Task to carry out -
Write the next part of the missionary blog entry about storage and moving work, picking up right after its final sentence.

Selected extract -
Len & Kit's Missionary Adventures in California

Monday, May 8, 2017

On the Road Again


We hit a new high for time away from the office lately.  One day we completely reorganized and cleaned up two out of three of our storage units.  Another day was spent moving furniture and supplies from a senior couples’ apartment. Unloading it mid afternoon in 90+ temps only took half an hour, since we saved going through items they had boxed up for us, for a cooler morning job.  It was still hot and sticky enough to make us rethink summer moves: we will leave extra early on those mornings and try to finish before the hottest part of the day.  We will get lots of help to speed things along and we will never do a double move in one day.  Lunches for the crew will need to be packed and taken so we can finish faster than when we take our helpers out to eat, but hey, we’re talking survival here!

(Stored dataset items)
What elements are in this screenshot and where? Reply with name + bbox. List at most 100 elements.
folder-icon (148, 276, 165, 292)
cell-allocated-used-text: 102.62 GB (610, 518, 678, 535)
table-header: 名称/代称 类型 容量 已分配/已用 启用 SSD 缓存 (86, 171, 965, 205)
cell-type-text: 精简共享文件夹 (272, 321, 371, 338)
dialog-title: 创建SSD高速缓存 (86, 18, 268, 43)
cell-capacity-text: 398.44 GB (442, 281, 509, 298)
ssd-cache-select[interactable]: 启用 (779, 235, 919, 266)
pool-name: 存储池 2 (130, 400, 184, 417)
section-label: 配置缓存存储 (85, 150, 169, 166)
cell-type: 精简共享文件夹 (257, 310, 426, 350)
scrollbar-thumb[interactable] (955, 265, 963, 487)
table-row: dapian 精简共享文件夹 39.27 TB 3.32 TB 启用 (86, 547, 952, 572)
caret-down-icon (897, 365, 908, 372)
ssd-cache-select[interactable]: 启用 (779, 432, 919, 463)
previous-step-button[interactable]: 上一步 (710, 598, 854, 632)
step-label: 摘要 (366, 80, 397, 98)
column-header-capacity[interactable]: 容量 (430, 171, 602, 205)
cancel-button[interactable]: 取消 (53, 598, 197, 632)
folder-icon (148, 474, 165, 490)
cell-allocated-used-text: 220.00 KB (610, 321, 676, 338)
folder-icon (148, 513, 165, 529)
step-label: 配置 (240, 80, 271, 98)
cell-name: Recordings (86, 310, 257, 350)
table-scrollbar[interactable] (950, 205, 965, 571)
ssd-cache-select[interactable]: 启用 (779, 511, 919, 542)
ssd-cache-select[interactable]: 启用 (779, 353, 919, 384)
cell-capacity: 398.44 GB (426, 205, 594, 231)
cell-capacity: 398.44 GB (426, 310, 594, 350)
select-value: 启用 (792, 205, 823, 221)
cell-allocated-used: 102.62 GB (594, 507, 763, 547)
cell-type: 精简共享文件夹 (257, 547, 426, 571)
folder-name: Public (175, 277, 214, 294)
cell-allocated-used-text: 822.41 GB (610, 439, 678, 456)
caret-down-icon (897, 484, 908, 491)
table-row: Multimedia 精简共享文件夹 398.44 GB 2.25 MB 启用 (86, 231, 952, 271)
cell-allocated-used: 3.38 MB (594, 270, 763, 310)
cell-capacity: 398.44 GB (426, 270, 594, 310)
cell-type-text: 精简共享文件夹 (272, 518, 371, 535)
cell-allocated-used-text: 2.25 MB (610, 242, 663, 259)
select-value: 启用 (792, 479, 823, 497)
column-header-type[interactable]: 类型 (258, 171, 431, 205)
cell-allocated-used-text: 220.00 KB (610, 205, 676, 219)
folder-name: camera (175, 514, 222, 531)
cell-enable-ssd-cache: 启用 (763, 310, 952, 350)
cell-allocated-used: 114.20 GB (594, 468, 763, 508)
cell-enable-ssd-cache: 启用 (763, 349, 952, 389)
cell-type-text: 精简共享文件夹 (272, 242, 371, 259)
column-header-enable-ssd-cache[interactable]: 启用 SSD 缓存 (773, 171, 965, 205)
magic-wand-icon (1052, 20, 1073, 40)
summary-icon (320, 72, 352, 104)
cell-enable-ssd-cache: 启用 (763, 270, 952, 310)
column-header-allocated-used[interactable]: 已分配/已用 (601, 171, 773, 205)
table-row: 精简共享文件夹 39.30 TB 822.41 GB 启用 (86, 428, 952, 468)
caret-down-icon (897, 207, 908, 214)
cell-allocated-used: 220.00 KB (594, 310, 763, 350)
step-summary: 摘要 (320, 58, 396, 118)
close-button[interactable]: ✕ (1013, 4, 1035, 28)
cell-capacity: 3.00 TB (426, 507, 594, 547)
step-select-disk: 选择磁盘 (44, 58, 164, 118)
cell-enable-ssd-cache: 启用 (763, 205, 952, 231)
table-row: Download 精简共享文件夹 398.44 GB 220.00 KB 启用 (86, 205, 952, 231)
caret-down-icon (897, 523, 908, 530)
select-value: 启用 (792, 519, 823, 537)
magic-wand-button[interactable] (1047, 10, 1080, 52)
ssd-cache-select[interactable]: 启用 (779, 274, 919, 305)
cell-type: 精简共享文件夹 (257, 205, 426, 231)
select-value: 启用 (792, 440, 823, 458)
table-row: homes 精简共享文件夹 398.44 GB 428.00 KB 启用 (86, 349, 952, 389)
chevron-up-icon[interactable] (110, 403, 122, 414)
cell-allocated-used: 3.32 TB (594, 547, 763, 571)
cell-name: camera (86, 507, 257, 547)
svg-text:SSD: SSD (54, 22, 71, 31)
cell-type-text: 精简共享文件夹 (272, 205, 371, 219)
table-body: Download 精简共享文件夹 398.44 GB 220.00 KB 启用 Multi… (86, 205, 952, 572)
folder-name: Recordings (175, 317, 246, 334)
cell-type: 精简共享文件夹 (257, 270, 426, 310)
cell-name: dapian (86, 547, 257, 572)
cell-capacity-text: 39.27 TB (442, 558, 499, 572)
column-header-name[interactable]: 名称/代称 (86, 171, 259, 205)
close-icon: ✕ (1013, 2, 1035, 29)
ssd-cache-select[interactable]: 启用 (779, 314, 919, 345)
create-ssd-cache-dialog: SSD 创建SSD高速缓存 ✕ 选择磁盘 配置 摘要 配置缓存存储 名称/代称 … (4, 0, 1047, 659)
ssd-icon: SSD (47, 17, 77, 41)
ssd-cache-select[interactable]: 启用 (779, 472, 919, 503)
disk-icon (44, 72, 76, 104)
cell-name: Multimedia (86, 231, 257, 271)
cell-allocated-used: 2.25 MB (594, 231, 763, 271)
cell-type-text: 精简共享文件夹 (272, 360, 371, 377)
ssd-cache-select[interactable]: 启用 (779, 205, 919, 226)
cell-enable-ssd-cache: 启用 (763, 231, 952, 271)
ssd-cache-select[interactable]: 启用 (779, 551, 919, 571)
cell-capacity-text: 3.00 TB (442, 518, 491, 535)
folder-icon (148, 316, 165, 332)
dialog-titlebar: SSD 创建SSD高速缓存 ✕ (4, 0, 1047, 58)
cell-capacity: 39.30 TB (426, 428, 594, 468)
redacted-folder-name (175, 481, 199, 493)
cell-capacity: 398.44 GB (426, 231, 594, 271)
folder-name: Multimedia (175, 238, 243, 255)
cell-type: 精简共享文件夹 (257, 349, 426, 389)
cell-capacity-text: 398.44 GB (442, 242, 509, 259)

The output -
Thursday we wound up making two trips to Auberry to assess properties for a new senior couple.  Rentals are super scarce up there this summer.  No luck!  We will have to build on what we learned to find other possibilities and try again.  Tomorrow will be apartment visits and a side trip to sign a lease.  It will be a long day, but the weather is a little cooler just now and there is little physical labor involved.

Len has set up men’s choir for our ward; they will sing the Sunday following Mothers’ Day.  He also has arranged for men’s choirs to sing at the three zone conferences during the week after Mothers’ Day.  The last round was such a success that it is great they can do it at least once more.   There may be more singers because some elders volunteered after hearing how well it went the first time.

Mission vehicles have a small box called a Tiwi (rhymes with kiwi) attached to the upper left corner of the windshield.  All drivers carry cards which they swipe as they get in and out of the car.  If it is a successful swipe and the machine is cooperating, a deep gravelly monotone voice pronounces, “Driver logged in.”  When the driver is done using the car, he/she swipes and the voice says that the driver is logged out.  Many missionaries despise the Tiwi.  It keeps track of every infraction or possible infraction.  If someone goes more than five miles over the speed limit, the voice says, “Check your speed.”  Then the driver has 6 seconds to get the speed down before the infraction is recorded.  If someone tries to fool the Tiwi and go right back to speeding, it will be recorded.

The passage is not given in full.